# Written exercise
Count the lines below that contain the word "type", and reply with only that number.

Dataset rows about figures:

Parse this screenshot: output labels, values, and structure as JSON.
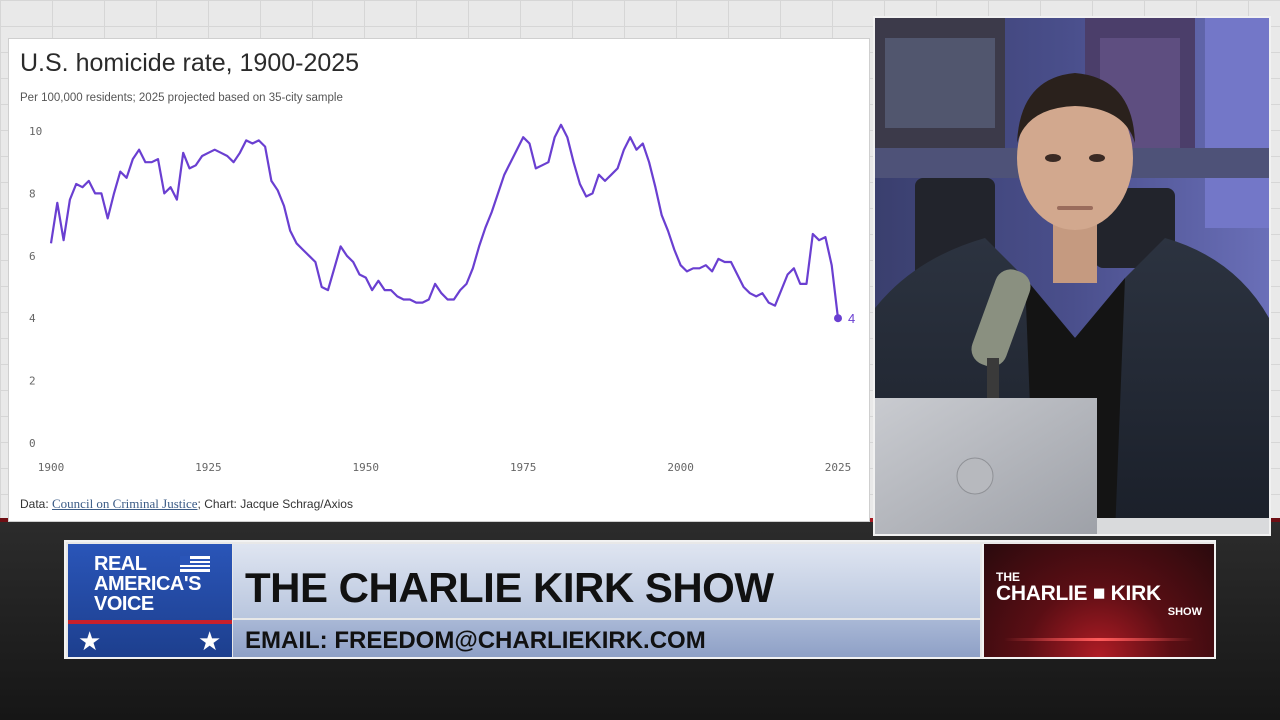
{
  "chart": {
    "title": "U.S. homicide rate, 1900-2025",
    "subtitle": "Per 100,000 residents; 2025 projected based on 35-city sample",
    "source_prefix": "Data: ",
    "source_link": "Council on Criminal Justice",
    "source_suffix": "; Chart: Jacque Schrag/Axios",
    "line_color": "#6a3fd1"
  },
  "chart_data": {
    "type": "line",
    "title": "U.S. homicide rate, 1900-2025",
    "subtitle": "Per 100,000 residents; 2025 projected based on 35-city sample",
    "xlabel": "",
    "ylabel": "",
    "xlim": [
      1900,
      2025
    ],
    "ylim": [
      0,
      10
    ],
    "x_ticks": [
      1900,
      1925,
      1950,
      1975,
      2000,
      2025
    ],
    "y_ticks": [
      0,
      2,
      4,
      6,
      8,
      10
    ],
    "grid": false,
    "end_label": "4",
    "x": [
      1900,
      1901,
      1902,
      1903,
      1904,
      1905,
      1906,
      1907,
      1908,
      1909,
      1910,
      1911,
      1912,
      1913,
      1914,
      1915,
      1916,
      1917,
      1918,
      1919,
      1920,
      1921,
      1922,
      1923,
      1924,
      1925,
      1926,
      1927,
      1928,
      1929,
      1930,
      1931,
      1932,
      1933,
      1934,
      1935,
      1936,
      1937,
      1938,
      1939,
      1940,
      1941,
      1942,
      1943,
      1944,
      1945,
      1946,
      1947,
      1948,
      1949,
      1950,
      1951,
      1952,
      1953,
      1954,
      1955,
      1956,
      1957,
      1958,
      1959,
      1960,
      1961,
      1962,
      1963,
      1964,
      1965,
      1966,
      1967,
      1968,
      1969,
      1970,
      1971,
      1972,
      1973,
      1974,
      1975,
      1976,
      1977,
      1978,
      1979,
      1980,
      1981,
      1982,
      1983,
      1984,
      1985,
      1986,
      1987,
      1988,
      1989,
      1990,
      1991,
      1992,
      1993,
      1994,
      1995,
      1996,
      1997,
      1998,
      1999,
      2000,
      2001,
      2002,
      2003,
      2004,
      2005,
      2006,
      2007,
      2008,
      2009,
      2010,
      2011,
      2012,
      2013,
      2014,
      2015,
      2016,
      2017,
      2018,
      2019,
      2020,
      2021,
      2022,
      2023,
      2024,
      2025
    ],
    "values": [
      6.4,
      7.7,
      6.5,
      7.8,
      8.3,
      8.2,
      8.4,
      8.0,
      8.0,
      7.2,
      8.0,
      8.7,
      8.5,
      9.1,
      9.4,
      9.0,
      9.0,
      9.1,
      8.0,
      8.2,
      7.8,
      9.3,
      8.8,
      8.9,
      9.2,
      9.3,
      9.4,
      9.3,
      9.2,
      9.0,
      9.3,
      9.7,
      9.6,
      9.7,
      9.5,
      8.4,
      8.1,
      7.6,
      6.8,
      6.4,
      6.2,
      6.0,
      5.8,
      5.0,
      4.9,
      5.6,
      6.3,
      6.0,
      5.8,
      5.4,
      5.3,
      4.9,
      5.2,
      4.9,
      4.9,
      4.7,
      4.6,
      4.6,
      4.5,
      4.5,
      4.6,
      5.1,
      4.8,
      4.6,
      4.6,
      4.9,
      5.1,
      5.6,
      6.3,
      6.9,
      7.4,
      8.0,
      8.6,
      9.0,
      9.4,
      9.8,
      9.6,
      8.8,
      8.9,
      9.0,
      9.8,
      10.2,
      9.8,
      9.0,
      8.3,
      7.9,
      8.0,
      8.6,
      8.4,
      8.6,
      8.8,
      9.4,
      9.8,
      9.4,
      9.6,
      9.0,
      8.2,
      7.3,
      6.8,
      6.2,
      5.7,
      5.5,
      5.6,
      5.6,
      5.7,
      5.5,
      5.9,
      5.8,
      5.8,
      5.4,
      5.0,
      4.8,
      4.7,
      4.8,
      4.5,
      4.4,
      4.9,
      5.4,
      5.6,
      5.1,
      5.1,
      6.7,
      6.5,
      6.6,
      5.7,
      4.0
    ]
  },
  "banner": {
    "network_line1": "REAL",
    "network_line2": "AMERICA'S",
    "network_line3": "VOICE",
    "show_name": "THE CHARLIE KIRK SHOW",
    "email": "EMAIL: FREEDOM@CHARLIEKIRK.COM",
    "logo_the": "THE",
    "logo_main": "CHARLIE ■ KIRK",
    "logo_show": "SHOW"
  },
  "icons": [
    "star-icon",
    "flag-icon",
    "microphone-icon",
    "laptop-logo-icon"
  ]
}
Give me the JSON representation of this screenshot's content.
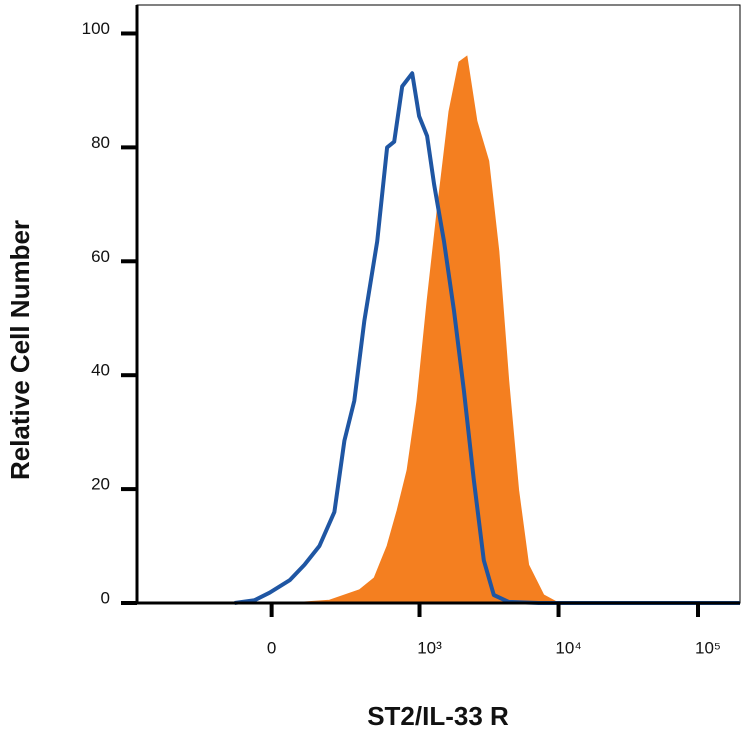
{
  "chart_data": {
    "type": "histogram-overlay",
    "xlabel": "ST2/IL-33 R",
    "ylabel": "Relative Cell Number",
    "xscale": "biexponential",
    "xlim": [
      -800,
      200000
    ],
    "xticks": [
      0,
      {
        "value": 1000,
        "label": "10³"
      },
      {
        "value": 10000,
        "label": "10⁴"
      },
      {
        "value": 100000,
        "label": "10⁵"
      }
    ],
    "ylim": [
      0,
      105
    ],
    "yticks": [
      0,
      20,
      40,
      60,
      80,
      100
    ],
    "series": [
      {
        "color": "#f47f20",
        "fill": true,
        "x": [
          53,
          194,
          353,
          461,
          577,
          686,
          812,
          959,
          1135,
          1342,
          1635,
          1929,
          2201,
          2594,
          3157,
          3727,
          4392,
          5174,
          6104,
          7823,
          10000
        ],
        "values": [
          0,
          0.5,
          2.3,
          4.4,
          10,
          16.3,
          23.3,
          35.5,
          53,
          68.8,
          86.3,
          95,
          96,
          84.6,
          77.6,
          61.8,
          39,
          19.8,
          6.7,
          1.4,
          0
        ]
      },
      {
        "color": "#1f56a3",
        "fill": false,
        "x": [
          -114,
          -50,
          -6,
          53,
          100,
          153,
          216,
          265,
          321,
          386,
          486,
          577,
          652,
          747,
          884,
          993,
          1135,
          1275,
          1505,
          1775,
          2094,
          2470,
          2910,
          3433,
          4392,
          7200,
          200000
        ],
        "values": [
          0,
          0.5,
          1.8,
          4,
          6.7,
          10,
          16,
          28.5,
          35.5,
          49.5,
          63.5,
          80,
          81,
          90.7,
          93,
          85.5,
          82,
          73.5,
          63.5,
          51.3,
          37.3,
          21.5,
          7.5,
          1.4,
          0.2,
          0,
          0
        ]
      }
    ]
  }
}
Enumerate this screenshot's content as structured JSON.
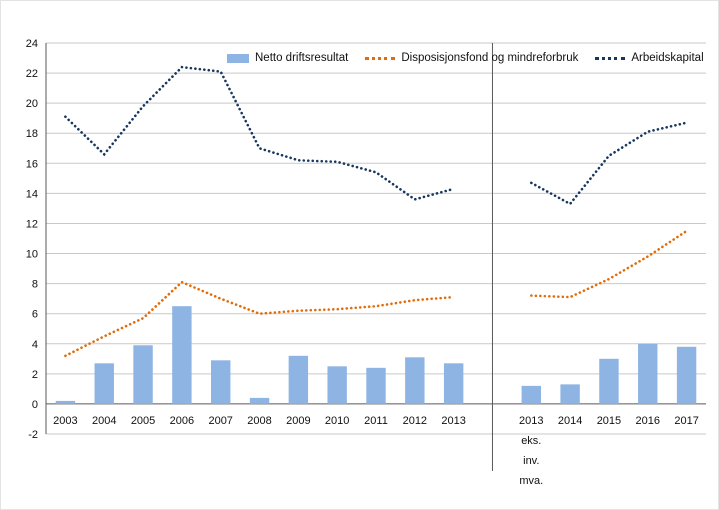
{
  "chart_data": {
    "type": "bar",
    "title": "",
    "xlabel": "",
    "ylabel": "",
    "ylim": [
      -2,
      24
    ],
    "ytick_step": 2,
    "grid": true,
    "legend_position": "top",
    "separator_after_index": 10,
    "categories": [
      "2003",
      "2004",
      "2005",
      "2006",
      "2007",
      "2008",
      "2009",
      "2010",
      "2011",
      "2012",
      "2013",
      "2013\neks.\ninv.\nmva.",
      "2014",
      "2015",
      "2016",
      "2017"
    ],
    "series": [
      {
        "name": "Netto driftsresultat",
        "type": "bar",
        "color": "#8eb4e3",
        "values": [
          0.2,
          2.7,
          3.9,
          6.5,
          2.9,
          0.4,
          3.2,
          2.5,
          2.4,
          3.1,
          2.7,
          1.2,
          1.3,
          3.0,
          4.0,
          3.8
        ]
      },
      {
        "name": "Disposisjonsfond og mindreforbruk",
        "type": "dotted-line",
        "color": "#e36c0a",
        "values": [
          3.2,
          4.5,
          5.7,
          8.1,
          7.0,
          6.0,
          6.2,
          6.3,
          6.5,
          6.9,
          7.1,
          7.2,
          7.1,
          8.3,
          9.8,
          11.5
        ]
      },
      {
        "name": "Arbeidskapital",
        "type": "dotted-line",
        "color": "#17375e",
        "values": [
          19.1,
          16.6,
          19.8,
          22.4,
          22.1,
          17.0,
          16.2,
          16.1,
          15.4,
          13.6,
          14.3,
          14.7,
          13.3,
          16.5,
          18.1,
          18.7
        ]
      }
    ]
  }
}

# Reply
6